_Work required:_
Copy out each line containing "preschool" from the entries below.

_Material for the task:_
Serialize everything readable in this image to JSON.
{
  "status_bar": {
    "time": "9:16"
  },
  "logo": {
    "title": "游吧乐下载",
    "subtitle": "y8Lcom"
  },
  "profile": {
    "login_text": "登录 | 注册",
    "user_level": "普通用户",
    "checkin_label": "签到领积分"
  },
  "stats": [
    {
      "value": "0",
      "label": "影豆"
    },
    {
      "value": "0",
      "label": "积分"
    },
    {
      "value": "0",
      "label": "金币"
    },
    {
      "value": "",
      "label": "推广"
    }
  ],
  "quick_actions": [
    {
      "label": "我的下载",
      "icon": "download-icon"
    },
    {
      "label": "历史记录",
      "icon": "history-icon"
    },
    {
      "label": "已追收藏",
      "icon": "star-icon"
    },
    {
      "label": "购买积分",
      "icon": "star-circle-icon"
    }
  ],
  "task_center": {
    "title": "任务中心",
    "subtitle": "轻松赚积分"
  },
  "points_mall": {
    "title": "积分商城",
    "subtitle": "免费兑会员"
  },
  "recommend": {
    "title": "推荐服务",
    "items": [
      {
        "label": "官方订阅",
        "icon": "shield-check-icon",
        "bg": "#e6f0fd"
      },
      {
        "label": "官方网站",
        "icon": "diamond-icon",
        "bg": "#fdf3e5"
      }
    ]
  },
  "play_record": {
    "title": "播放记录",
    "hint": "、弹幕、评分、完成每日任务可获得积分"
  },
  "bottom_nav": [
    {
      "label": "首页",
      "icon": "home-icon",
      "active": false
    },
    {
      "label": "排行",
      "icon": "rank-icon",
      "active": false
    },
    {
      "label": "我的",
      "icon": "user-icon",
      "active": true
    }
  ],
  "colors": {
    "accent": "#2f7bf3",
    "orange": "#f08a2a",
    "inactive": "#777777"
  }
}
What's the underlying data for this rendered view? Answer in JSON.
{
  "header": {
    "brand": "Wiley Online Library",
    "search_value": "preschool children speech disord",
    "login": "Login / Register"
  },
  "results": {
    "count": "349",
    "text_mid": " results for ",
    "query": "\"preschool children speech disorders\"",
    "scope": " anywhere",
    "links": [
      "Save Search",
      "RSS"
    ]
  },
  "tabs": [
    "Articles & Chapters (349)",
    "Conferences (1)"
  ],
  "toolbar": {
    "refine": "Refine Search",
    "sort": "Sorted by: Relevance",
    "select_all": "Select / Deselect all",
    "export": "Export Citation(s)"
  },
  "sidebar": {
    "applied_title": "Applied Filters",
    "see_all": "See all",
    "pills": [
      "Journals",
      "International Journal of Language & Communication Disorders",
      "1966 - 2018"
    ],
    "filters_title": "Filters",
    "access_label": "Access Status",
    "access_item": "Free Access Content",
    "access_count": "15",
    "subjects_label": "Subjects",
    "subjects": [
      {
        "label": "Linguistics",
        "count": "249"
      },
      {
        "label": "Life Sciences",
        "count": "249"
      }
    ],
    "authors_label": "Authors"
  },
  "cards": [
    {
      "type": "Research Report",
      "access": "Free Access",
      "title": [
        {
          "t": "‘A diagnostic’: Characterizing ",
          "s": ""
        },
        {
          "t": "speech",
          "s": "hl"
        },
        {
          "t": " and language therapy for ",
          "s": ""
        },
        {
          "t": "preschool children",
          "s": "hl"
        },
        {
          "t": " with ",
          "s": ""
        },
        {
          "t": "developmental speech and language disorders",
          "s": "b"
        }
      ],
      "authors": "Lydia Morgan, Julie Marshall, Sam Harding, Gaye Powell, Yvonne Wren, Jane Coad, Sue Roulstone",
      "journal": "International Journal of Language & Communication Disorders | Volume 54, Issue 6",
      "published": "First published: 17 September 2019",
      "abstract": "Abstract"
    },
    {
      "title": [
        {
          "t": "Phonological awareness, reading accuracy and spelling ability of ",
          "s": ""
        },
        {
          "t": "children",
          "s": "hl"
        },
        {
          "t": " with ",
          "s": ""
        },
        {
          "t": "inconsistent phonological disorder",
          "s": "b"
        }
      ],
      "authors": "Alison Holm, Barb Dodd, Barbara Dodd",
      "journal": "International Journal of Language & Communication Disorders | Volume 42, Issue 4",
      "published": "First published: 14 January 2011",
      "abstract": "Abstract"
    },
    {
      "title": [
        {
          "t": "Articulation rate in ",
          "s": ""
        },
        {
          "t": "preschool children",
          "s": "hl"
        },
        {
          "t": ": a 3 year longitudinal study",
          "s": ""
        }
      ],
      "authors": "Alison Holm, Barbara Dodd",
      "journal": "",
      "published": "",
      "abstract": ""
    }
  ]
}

_The answer:_
    "search_value": "preschool children speech disord",
    "query": "\"preschool children speech disorders\"",
          "t": "preschool children",
          "t": "preschool children",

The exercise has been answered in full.